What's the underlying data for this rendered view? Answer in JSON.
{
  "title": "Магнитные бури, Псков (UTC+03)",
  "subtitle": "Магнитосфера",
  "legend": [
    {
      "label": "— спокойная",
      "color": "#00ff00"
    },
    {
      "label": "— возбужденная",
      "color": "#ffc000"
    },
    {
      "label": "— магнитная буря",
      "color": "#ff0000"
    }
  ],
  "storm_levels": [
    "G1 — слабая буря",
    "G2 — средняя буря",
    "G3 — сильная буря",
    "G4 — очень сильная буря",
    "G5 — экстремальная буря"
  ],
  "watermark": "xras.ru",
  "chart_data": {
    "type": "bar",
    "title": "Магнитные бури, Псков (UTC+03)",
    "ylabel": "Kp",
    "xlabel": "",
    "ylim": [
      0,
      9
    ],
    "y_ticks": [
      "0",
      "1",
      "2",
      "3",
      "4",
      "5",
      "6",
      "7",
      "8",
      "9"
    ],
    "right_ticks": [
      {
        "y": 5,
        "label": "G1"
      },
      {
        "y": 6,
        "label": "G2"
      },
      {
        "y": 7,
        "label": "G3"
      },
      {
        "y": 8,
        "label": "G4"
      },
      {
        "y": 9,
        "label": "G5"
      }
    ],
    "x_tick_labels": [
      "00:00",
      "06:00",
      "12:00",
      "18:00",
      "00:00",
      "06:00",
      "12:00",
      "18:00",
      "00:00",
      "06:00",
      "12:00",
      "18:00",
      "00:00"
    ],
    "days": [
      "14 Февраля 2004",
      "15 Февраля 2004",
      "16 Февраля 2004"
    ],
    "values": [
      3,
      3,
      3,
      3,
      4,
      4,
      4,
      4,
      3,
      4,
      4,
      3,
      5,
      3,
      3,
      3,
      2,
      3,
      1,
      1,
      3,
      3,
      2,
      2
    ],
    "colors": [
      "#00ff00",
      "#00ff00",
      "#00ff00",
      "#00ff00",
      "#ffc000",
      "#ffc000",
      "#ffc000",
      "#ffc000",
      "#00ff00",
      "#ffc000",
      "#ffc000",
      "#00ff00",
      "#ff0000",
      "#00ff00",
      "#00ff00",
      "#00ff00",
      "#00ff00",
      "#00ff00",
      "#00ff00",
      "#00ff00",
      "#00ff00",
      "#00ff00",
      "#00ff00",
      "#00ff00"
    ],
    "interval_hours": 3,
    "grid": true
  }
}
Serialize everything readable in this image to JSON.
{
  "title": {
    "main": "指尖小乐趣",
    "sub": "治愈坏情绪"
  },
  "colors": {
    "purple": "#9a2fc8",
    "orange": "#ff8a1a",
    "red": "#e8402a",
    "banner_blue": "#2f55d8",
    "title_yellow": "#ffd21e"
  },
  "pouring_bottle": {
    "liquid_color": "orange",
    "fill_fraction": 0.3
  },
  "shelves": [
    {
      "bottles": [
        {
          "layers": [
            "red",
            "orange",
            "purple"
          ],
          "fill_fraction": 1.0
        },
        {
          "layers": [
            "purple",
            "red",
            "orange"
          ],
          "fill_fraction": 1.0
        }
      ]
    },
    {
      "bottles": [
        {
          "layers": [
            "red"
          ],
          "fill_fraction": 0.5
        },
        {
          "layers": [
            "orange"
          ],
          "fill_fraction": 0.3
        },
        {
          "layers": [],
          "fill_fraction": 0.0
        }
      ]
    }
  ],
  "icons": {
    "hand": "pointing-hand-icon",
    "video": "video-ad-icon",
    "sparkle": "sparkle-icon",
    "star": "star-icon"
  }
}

INSTRUCTIONS TO FOLLOW
Retype the data in full and match it exactly.

SOLVED EXERCISE
What's the underlying data for this rendered view? Answer in JSON.
{
  "title": "Магнитные бури, Псков (UTC+03)",
  "subtitle": "Магнитосфера",
  "legend": [
    {
      "label": "— спокойная",
      "color": "#00ff00"
    },
    {
      "label": "— возбужденная",
      "color": "#ffc000"
    },
    {
      "label": "— магнитная буря",
      "color": "#ff0000"
    }
  ],
  "storm_levels": [
    "G1 — слабая буря",
    "G2 — средняя буря",
    "G3 — сильная буря",
    "G4 — очень сильная буря",
    "G5 — экстремальная буря"
  ],
  "watermark": "xras.ru",
  "chart_data": {
    "type": "bar",
    "title": "Магнитные бури, Псков (UTC+03)",
    "ylabel": "Kp",
    "xlabel": "",
    "ylim": [
      0,
      9
    ],
    "y_ticks": [
      "0",
      "1",
      "2",
      "3",
      "4",
      "5",
      "6",
      "7",
      "8",
      "9"
    ],
    "right_ticks": [
      {
        "y": 5,
        "label": "G1"
      },
      {
        "y": 6,
        "label": "G2"
      },
      {
        "y": 7,
        "label": "G3"
      },
      {
        "y": 8,
        "label": "G4"
      },
      {
        "y": 9,
        "label": "G5"
      }
    ],
    "x_tick_labels": [
      "00:00",
      "06:00",
      "12:00",
      "18:00",
      "00:00",
      "06:00",
      "12:00",
      "18:00",
      "00:00",
      "06:00",
      "12:00",
      "18:00",
      "00:00"
    ],
    "days": [
      "14 Февраля 2004",
      "15 Февраля 2004",
      "16 Февраля 2004"
    ],
    "values": [
      3,
      3,
      3,
      3,
      4,
      4,
      4,
      4,
      3,
      4,
      4,
      3,
      5,
      3,
      3,
      3,
      2,
      3,
      1,
      1,
      3,
      3,
      2,
      2
    ],
    "colors": [
      "#00ff00",
      "#00ff00",
      "#00ff00",
      "#00ff00",
      "#ffc000",
      "#ffc000",
      "#ffc000",
      "#ffc000",
      "#00ff00",
      "#ffc000",
      "#ffc000",
      "#00ff00",
      "#ff0000",
      "#00ff00",
      "#00ff00",
      "#00ff00",
      "#00ff00",
      "#00ff00",
      "#00ff00",
      "#00ff00",
      "#00ff00",
      "#00ff00",
      "#00ff00",
      "#00ff00"
    ],
    "interval_hours": 3,
    "grid": true
  }
}
Serialize everything readable in this image to JSON.
{
  "title": {
    "main": "指尖小乐趣",
    "sub": "治愈坏情绪"
  },
  "colors": {
    "purple": "#9a2fc8",
    "orange": "#ff8a1a",
    "red": "#e8402a",
    "banner_blue": "#2f55d8",
    "title_yellow": "#ffd21e"
  },
  "pouring_bottle": {
    "liquid_color": "orange",
    "fill_fraction": 0.3
  },
  "shelves": [
    {
      "bottles": [
        {
          "layers": [
            "red",
            "orange",
            "purple"
          ],
          "fill_fraction": 1.0
        },
        {
          "layers": [
            "purple",
            "red",
            "orange"
          ],
          "fill_fraction": 1.0
        }
      ]
    },
    {
      "bottles": [
        {
          "layers": [
            "red"
          ],
          "fill_fraction": 0.5
        },
        {
          "layers": [
            "orange"
          ],
          "fill_fraction": 0.3
        },
        {
          "layers": [],
          "fill_fraction": 0.0
        }
      ]
    }
  ],
  "icons": {
    "hand": "pointing-hand-icon",
    "video": "video-ad-icon",
    "sparkle": "sparkle-icon",
    "star": "star-icon"
  }
}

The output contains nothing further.